>> START Entries shown

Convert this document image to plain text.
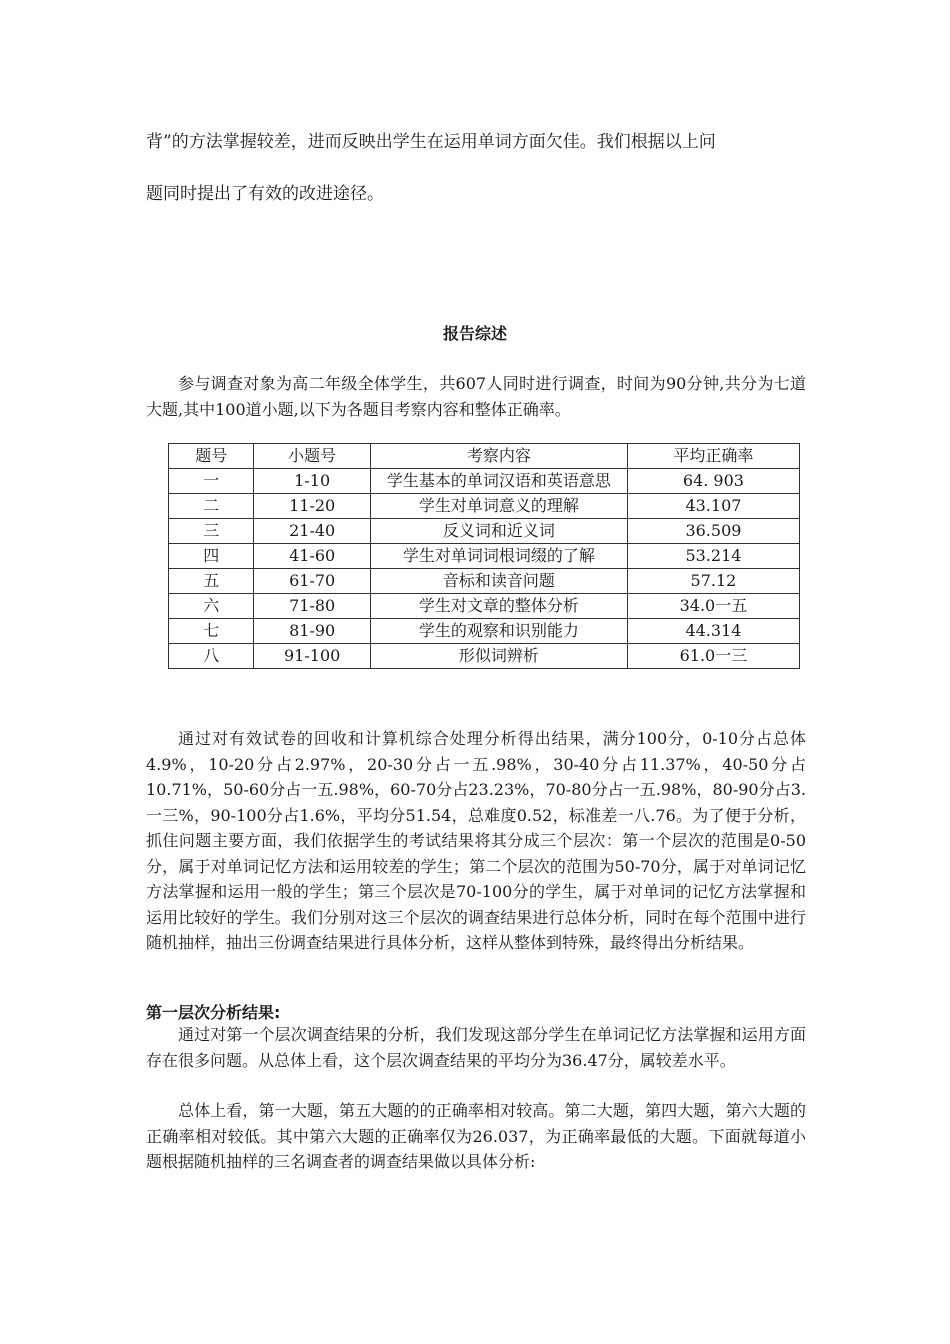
背”的方法掌握较差，进而反映出学生在运用单词方面欠佳。我们根据以上问

题同时提出了有效的改进途径。

报告综述

参与调查对象为高二年级全体学生，共607人同时进行调查，时间为90分钟,共分为七道大题,其中100道小题,以下为各题目考察内容和整体正确率。

题号	小题号	考察内容	平均正确率
一	1-10	学生基本的单词汉语和英语意思	64. 903
二	11-20	学生对单词意义的理解	43.107
三	21-40	反义词和近义词	36.509
四	41-60	学生对单词词根词缀的了解	53.214
五	61-70	音标和读音问题	57.12
六	71-80	学生对文章的整体分析	34.0一五
七	81-90	学生的观察和识别能力	44.314
八	91-100	形似词辨析	61.0一三

通过对有效试卷的回收和计算机综合处理分析得出结果，满分100分，0-10分占总体4.9%，10-20分占2.97%，20-30分占一五.98%，30-40分占11.37%，40-50分占10.71%，50-60分占一五.98%，60-70分占23.23%，70-80分占一五.98%，80-90分占3.一三%，90-100分占1.6%，平均分51.54，总难度0.52，标准差一八.76。为了便于分析，抓住问题主要方面，我们依据学生的考试结果将其分成三个层次：第一个层次的范围是0-50分，属于对单词记忆方法和运用较差的学生；第二个层次的范围为50-70分，属于对单词记忆方法掌握和运用一般的学生；第三个层次是70-100分的学生，属于对单词的记忆方法掌握和运用比较好的学生。我们分别对这三个层次的调查结果进行总体分析，同时在每个范围中进行随机抽样，抽出三份调查结果进行具体分析，这样从整体到特殊，最终得出分析结果。

第一层次分析结果:

通过对第一个层次调查结果的分析，我们发现这部分学生在单词记忆方法掌握和运用方面存在很多问题。从总体上看，这个层次调查结果的平均分为36.47分，属较差水平。

总体上看，第一大题，第五大题的的正确率相对较高。第二大题，第四大题，第六大题的正确率相对较低。其中第六大题的正确率仅为26.037，为正确率最低的大题。下面就每道小题根据随机抽样的三名调查者的调查结果做以具体分析:
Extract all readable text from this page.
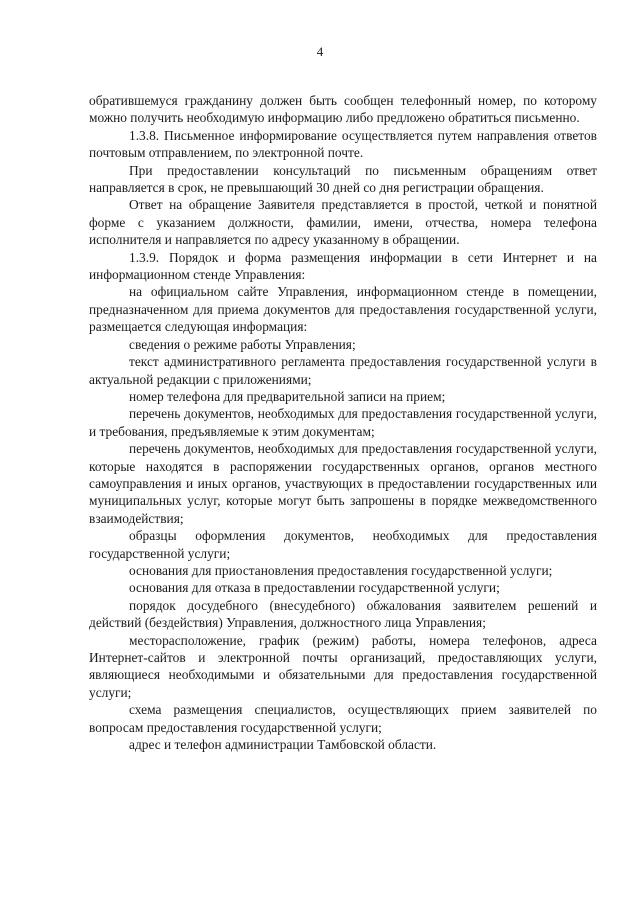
4

обратившемуся гражданину должен быть сообщен телефонный номер, по которому можно получить необходимую информацию либо предложено обратиться письменно.

1.3.8. Письменное информирование осуществляется путем направления ответов почтовым отправлением, по электронной почте.

При предоставлении консультаций по письменным обращениям ответ направляется в срок, не превышающий 30 дней со дня регистрации обращения.

Ответ на обращение Заявителя представляется в простой, четкой и понятной форме с указанием должности, фамилии, имени, отчества, номера телефона исполнителя и направляется по адресу указанному в обращении.

1.3.9. Порядок и форма размещения информации в сети Интернет и на информационном стенде Управления:

на официальном сайте Управления, информационном стенде в помещении, предназначенном для приема документов для предоставления государственной услуги, размещается следующая информация:

сведения о режиме работы Управления;

текст административного регламента предоставления государственной услуги в актуальной редакции с приложениями;

номер телефона для предварительной записи на прием;

перечень документов, необходимых для предоставления государственной услуги, и требования, предъявляемые к этим документам;

перечень документов, необходимых для предоставления государственной услуги, которые находятся в распоряжении государственных органов, органов местного самоуправления и иных органов, участвующих в предоставлении государственных или муниципальных услуг, которые могут быть запрошены в порядке межведомственного взаимодействия;

образцы оформления документов, необходимых для предоставления государственной услуги;

основания для приостановления предоставления государственной услуги;

основания для отказа в предоставлении государственной услуги;

порядок досудебного (внесудебного) обжалования заявителем решений и действий (бездействия) Управления, должностного лица Управления;

месторасположение, график (режим) работы, номера телефонов, адреса Интернет-сайтов и электронной почты организаций, предоставляющих услуги, являющиеся необходимыми и обязательными для предоставления государственной услуги;

схема размещения специалистов, осуществляющих прием заявителей по вопросам предоставления государственной услуги;

адрес и телефон администрации Тамбовской области.
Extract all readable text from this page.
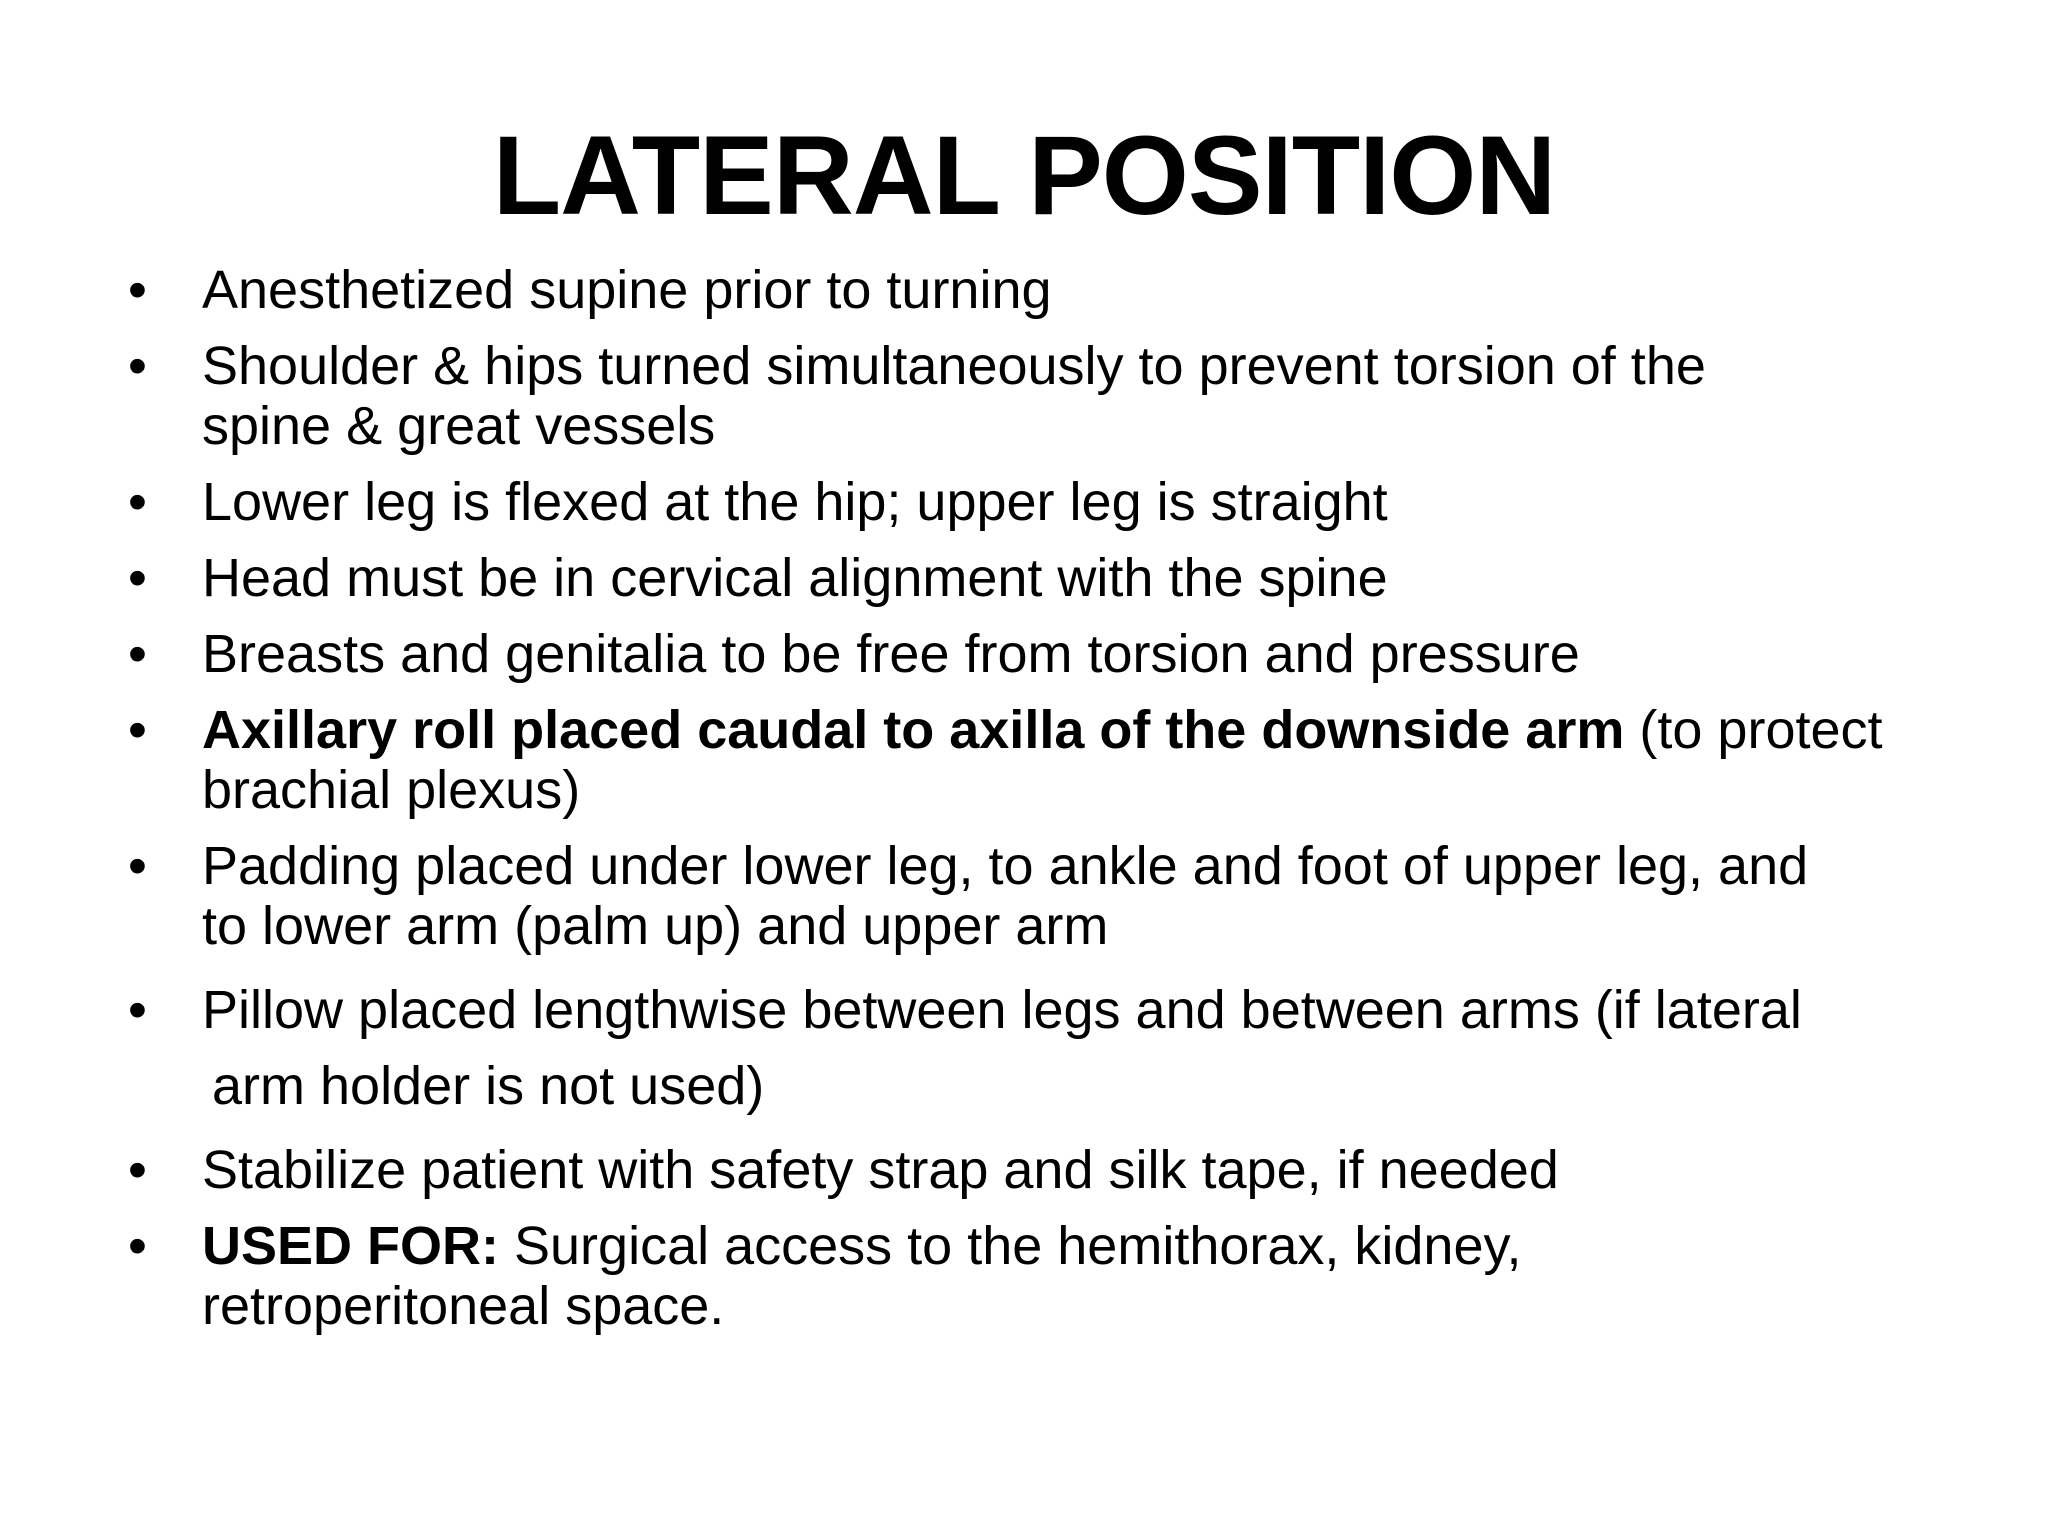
LATERAL POSITION
•	Anesthetized supine prior to turning
•	Shoulder & hips turned simultaneously to prevent torsion of the
spine & great vessels
•	Lower leg is flexed at the hip; upper leg is straight
•	Head must be in cervical alignment with the spine
•	Breasts and genitalia to be free from torsion and pressure
•	Axillary roll placed caudal to axilla of the downside arm (to protect
brachial plexus)
•	Padding placed under lower leg, to ankle and foot of upper leg, and
to lower arm (palm up) and upper arm
•	Pillow placed lengthwise between legs and between arms (if lateral
arm holder is not used)
•	Stabilize patient with safety strap and silk tape, if needed
•	USED FOR: Surgical access to the hemithorax, kidney,
retroperitoneal space.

>> END Entries shown

* [Set task]: Collect each line above holding the string "размещения".

* [Correct answer]:
1.3.9. Порядок и форма размещения информации в сети Интернет и на информационном стенде Управления:
схема размещения специалистов, осуществляющих прием заявителей по вопросам предоставления государственной услуги;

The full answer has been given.